─── Data listing
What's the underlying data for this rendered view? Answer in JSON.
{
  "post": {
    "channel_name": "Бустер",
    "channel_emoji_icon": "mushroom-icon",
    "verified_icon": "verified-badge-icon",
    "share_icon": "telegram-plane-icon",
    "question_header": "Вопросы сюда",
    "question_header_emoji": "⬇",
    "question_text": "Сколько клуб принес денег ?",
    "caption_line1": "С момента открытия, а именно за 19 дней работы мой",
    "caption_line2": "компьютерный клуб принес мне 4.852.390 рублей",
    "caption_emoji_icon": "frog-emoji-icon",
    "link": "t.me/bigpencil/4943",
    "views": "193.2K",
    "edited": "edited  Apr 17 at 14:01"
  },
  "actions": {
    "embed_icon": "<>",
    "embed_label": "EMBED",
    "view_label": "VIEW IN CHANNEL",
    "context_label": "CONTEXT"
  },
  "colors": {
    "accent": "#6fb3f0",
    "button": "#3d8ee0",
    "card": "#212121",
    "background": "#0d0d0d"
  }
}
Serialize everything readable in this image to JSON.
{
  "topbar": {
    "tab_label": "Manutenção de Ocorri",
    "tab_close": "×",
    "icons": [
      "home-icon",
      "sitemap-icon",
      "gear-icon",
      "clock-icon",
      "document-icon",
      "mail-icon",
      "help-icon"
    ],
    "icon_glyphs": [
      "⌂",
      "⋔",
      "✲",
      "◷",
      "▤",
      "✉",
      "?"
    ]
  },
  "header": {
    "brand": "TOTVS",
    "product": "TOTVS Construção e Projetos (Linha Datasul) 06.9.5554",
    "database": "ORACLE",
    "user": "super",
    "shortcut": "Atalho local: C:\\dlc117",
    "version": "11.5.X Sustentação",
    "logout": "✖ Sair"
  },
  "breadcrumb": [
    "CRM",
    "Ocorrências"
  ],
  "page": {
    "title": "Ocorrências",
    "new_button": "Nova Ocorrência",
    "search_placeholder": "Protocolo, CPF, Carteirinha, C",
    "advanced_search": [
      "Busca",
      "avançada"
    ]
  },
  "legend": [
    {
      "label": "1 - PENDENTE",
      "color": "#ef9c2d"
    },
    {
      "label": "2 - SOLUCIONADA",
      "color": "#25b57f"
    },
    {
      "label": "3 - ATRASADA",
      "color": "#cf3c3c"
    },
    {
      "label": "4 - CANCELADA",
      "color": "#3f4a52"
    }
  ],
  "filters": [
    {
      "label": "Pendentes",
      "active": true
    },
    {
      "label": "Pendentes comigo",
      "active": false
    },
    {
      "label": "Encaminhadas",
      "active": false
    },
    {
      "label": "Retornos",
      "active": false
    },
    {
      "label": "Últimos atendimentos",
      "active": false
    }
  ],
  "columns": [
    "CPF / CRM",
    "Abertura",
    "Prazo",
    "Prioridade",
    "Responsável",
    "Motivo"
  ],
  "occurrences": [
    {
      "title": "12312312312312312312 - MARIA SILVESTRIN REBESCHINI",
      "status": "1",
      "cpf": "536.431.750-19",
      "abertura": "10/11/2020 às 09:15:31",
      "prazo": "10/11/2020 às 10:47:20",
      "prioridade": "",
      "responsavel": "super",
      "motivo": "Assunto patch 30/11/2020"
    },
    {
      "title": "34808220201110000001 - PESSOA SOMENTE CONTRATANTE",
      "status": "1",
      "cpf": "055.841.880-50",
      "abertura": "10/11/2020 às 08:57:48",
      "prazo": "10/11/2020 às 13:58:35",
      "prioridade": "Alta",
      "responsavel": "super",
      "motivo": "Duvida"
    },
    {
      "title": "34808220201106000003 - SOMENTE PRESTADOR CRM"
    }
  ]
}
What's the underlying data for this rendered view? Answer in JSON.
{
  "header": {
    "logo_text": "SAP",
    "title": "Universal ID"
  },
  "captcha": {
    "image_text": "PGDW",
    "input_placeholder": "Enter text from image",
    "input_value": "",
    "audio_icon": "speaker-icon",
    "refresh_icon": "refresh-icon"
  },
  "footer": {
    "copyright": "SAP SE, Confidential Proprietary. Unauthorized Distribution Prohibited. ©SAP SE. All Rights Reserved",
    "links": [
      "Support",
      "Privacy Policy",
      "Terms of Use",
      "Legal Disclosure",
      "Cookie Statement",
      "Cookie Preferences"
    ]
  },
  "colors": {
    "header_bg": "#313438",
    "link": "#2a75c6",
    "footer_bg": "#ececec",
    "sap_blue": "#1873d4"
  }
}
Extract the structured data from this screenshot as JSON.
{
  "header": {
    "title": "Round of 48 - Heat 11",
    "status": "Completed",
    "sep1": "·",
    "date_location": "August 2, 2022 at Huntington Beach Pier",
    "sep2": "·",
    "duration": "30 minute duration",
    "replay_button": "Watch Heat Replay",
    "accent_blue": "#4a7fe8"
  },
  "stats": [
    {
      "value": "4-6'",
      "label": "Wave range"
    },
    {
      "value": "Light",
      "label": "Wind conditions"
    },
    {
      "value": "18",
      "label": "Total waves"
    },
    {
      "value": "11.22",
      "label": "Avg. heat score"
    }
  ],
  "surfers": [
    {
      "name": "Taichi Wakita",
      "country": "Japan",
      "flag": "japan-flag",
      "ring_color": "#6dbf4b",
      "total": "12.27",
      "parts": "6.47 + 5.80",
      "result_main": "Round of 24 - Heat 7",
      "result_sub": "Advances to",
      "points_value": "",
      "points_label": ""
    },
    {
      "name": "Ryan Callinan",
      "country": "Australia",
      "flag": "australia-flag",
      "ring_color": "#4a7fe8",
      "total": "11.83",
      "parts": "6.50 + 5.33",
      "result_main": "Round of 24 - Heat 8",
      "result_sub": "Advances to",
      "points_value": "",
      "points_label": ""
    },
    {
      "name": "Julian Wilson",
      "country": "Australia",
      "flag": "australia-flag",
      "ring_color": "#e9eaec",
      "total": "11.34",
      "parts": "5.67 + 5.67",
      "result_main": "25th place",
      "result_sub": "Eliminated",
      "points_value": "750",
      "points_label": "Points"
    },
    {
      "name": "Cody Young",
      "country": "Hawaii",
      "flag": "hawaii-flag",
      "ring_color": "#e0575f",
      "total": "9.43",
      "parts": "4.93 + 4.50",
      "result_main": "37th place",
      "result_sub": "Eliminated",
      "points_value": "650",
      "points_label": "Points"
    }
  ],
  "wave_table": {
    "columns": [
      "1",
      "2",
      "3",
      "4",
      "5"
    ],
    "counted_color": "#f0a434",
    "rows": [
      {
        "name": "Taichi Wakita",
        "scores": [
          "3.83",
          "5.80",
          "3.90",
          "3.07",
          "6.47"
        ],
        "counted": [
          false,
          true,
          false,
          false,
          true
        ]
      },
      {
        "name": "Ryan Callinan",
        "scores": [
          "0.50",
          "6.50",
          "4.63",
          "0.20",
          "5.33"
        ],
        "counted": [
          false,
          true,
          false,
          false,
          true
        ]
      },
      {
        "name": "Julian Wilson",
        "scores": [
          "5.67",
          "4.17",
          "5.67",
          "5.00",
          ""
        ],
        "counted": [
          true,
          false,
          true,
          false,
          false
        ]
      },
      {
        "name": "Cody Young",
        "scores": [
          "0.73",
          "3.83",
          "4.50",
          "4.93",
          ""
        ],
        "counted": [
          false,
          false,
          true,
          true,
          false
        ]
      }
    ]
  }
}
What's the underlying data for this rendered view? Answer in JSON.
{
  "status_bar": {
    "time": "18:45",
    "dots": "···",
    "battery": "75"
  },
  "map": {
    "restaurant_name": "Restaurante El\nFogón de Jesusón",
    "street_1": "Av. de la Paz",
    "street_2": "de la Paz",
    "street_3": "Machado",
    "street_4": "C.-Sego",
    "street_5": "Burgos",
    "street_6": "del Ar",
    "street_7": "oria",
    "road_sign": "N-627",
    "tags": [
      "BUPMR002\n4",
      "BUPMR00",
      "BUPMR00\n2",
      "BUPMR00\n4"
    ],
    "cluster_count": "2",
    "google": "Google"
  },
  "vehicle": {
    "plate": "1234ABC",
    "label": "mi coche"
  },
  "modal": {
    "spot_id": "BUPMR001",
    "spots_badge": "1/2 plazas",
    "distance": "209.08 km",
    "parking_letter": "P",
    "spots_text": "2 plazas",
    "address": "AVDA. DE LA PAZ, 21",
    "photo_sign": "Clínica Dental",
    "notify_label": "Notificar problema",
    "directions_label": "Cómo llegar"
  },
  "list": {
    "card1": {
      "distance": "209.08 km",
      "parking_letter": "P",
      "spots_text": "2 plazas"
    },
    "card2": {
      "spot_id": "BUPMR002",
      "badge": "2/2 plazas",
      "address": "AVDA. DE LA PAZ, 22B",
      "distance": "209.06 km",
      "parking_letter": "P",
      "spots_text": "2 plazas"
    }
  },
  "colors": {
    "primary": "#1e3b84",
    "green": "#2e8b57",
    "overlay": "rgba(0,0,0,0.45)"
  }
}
──────
| Exercise description |
Copy every line in the records above that contains the word "address".

| Output of the exercise |
    "address": "AVDA. DE LA PAZ, 21",
      "address": "AVDA. DE LA PAZ, 22B",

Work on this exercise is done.